Items from a dataset
++++++
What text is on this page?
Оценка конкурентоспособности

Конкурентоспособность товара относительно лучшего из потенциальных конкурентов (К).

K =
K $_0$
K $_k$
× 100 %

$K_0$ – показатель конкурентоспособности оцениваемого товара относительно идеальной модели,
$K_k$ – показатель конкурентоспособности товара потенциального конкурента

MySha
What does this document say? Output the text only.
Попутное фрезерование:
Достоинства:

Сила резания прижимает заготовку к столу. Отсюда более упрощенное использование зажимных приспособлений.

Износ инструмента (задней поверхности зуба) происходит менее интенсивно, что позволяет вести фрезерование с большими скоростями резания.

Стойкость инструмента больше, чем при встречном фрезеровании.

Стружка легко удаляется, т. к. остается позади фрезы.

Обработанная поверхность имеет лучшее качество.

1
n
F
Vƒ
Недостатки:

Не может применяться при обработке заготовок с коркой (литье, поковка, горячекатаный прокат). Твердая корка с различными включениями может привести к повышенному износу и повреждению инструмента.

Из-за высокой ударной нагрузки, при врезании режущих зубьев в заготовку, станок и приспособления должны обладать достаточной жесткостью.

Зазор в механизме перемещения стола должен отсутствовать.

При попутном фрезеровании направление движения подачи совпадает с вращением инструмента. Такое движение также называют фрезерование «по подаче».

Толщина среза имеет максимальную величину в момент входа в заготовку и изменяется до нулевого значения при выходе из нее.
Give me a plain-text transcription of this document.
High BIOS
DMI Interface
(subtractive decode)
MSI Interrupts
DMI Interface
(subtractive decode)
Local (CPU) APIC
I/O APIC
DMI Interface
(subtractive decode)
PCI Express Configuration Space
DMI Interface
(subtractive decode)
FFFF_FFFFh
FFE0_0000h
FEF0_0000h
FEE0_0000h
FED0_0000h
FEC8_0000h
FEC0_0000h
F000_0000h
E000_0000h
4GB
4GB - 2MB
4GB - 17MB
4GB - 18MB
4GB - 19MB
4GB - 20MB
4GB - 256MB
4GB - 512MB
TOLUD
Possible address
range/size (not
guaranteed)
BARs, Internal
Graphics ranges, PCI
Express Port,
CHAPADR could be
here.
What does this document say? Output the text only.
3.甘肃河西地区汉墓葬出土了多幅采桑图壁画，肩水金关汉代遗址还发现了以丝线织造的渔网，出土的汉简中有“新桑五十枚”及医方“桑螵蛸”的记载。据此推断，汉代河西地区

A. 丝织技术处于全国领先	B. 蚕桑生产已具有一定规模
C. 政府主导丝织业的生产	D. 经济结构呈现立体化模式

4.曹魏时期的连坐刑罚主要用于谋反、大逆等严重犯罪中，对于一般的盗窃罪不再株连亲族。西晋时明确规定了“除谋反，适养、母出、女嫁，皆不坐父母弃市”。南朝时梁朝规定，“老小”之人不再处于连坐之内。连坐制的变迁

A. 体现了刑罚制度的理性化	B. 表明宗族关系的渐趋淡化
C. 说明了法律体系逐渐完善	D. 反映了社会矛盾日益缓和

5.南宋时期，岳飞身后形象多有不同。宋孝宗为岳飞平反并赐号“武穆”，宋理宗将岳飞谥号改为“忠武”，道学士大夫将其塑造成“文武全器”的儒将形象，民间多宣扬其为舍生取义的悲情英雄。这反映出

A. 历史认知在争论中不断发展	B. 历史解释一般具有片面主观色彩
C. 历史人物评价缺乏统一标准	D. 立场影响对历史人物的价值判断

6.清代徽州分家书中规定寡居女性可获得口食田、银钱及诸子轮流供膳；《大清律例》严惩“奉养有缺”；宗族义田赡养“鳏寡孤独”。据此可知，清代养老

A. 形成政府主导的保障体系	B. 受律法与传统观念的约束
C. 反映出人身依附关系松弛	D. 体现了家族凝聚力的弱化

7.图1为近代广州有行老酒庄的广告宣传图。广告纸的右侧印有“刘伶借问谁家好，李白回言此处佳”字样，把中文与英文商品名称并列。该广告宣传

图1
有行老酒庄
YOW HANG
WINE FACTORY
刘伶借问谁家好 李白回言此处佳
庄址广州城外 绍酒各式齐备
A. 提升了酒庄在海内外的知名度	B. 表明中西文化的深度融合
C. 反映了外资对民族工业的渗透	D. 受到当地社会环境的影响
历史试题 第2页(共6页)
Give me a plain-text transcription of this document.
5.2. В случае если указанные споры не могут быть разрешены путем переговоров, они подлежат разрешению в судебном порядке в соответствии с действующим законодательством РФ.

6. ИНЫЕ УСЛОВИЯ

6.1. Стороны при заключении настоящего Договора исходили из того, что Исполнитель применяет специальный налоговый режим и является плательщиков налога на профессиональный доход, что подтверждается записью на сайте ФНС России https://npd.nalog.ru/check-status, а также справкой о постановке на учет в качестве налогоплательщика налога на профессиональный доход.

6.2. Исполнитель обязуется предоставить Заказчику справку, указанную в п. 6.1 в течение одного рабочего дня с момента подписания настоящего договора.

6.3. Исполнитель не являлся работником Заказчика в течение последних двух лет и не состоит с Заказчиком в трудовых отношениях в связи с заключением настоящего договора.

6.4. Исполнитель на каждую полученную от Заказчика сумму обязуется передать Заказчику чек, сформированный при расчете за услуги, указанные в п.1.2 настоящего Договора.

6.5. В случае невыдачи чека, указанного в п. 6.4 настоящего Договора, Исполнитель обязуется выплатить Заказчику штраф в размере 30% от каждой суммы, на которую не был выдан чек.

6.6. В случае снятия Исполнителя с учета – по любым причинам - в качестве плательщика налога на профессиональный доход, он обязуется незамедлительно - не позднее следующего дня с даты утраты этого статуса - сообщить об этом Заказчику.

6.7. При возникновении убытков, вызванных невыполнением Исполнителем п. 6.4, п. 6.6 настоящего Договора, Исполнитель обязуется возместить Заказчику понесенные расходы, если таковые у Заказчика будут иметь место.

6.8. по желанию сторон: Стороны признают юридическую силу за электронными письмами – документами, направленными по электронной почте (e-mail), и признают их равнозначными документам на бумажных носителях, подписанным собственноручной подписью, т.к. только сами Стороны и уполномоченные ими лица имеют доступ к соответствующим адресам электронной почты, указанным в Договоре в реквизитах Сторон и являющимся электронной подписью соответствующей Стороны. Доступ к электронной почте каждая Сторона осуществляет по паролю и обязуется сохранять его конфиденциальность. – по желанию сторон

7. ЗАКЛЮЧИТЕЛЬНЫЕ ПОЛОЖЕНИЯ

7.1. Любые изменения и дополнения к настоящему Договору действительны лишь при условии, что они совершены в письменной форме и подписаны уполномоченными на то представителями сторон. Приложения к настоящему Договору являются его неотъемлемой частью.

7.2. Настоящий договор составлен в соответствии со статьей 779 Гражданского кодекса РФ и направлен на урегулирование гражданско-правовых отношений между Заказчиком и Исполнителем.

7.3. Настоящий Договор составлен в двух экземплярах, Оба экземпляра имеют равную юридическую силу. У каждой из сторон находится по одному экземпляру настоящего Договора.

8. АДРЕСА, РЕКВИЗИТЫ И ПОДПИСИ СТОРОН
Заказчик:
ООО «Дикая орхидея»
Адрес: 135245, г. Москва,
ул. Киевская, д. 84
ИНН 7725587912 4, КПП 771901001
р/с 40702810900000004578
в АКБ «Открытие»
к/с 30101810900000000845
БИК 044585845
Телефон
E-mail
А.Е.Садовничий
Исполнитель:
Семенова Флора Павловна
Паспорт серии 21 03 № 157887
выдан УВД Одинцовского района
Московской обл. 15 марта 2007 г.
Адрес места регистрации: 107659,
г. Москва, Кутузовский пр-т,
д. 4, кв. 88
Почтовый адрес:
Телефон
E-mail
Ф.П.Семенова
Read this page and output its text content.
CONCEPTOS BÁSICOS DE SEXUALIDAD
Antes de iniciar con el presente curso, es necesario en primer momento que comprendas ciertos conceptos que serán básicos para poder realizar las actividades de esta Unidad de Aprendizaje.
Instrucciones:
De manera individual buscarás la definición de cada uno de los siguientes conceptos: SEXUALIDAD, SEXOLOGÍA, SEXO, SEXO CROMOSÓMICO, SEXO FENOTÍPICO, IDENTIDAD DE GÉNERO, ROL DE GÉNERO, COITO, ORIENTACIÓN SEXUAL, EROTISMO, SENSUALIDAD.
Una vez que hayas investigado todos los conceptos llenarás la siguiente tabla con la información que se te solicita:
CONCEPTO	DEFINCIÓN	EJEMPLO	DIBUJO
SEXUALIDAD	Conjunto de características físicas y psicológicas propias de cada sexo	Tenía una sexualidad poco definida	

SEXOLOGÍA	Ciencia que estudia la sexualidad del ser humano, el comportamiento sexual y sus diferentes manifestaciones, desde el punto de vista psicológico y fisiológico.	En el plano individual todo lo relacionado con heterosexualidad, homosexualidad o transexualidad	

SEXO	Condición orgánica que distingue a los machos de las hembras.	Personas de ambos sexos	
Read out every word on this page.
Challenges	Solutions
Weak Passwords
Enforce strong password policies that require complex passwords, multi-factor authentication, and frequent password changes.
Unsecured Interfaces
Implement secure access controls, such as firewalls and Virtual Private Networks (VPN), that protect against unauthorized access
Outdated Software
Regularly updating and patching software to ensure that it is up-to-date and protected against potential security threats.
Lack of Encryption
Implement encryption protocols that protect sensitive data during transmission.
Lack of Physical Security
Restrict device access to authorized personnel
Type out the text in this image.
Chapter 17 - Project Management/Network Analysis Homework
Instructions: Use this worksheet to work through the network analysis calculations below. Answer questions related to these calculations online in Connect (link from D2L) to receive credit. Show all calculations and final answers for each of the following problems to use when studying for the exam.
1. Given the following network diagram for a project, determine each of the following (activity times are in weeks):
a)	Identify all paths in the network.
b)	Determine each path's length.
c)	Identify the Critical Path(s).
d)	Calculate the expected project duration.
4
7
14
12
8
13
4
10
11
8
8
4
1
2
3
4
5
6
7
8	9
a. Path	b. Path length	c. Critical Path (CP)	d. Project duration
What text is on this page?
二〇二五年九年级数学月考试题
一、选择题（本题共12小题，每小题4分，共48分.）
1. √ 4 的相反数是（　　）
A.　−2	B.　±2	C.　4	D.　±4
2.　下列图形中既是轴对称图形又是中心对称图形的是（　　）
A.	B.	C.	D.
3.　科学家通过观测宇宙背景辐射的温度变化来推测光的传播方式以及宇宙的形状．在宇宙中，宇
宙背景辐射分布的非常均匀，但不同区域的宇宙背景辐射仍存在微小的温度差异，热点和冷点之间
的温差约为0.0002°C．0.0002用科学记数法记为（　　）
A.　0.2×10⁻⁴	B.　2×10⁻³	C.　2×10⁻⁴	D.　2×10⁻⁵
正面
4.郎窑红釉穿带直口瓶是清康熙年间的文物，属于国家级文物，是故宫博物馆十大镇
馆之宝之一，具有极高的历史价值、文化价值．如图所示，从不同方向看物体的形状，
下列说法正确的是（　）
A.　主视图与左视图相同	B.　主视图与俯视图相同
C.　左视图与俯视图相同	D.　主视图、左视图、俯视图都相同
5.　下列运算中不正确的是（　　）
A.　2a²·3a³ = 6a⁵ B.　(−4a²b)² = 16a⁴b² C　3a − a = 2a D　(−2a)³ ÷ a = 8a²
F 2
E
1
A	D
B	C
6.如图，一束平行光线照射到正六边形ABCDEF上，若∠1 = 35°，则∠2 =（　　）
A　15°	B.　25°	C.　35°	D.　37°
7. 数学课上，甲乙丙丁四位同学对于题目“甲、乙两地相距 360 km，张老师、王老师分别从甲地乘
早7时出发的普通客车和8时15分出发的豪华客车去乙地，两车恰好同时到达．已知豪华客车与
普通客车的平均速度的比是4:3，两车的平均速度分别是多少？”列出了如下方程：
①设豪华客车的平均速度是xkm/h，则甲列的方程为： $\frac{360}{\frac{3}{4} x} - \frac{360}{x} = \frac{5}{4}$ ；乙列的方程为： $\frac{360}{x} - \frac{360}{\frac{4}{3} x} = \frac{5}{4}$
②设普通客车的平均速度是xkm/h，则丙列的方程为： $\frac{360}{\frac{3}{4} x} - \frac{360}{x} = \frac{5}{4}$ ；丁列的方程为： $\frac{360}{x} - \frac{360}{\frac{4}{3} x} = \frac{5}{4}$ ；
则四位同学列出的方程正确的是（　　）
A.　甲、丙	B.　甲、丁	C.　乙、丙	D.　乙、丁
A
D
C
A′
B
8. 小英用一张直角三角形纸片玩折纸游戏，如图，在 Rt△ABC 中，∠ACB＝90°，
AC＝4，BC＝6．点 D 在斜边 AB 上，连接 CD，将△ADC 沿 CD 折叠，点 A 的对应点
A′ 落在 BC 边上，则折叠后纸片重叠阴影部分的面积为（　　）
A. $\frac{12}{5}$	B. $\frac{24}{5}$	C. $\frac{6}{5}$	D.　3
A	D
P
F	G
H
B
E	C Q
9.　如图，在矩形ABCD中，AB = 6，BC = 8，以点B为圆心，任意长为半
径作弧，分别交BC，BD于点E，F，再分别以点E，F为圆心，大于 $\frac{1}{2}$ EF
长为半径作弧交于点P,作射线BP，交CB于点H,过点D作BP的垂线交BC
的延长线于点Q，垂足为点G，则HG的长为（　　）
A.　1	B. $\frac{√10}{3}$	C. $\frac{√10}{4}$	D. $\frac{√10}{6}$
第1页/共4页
++++++
- Stated problem: Count every line above that holds the string "Identify" and give the total, nothing more.

- Answer to the exercise: 2